EXERCISE REQUIREMENTS: Repeat the whole listing below, word for word.

DATASET EXCERPTS:
= = = = =
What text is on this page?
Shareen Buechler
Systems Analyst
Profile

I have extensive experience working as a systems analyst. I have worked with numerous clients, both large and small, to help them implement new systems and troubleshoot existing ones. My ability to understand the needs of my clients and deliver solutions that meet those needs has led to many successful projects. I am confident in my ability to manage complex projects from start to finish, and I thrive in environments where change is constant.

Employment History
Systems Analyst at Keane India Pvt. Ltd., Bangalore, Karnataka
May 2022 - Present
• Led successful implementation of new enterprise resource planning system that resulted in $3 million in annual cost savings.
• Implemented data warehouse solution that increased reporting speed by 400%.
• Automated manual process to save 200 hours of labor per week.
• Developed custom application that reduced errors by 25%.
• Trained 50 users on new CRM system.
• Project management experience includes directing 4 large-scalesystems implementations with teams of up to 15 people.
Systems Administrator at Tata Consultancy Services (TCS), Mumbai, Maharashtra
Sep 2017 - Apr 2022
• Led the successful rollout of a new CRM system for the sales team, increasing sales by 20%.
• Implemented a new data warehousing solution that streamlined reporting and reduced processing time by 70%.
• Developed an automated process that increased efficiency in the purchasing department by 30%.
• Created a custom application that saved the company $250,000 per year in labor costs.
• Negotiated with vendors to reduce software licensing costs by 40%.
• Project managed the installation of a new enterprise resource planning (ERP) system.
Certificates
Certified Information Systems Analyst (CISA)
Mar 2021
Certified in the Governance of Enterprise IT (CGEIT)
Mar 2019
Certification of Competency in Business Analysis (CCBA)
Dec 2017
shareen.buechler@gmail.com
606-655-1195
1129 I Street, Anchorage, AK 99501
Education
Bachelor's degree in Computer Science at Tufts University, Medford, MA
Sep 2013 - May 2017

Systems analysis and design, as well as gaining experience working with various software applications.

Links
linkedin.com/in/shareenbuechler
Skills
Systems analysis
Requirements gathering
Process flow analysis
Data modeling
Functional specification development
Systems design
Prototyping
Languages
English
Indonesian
= = = = =
TASK RESPONSE:
What text is on this page?
Shareen Buechler
Systems Analyst
Profile

I have extensive experience working as a systems analyst. I have worked with numerous clients, both large and small, to help them implement new systems and troubleshoot existing ones. My ability to understand the needs of my clients and deliver solutions that meet those needs has led to many successful projects. I am confident in my ability to manage complex projects from start to finish, and I thrive in environments where change is constant.

Employment History
Systems Analyst at Keane India Pvt. Ltd., Bangalore, Karnataka
May 2022 - Present
• Led successful implementation of new enterprise resource planning system that resulted in $3 million in annual cost savings.
• Implemented data warehouse solution that increased reporting speed by 400%.
• Automated manual process to save 200 hours of labor per week.
• Developed custom application that reduced errors by 25%.
• Trained 50 users on new CRM system.
• Project management experience includes directing 4 large-scalesystems implementations with teams of up to 15 people.
Systems Administrator at Tata Consultancy Services (TCS), Mumbai, Maharashtra
Sep 2017 - Apr 2022
• Led the successful rollout of a new CRM system for the sales team, increasing sales by 20%.
• Implemented a new data warehousing solution that streamlined reporting and reduced processing time by 70%.
• Developed an automated process that increased efficiency in the purchasing department by 30%.
• Created a custom application that saved the company $250,000 per year in labor costs.
• Negotiated with vendors to reduce software licensing costs by 40%.
• Project managed the installation of a new enterprise resource planning (ERP) system.
Certificates
Certified Information Systems Analyst (CISA)
Mar 2021
Certified in the Governance of Enterprise IT (CGEIT)
Mar 2019
Certification of Competency in Business Analysis (CCBA)
Dec 2017
shareen.buechler@gmail.com
606-655-1195
1129 I Street, Anchorage, AK 99501
Education
Bachelor's degree in Computer Science at Tufts University, Medford, MA
Sep 2013 - May 2017

Systems analysis and design, as well as gaining experience working with various software applications.

Links
linkedin.com/in/shareenbuechler
Skills
Systems analysis
Requirements gathering
Process flow analysis
Data modeling
Functional specification development
Systems design
Prototyping
Languages
English
Indonesian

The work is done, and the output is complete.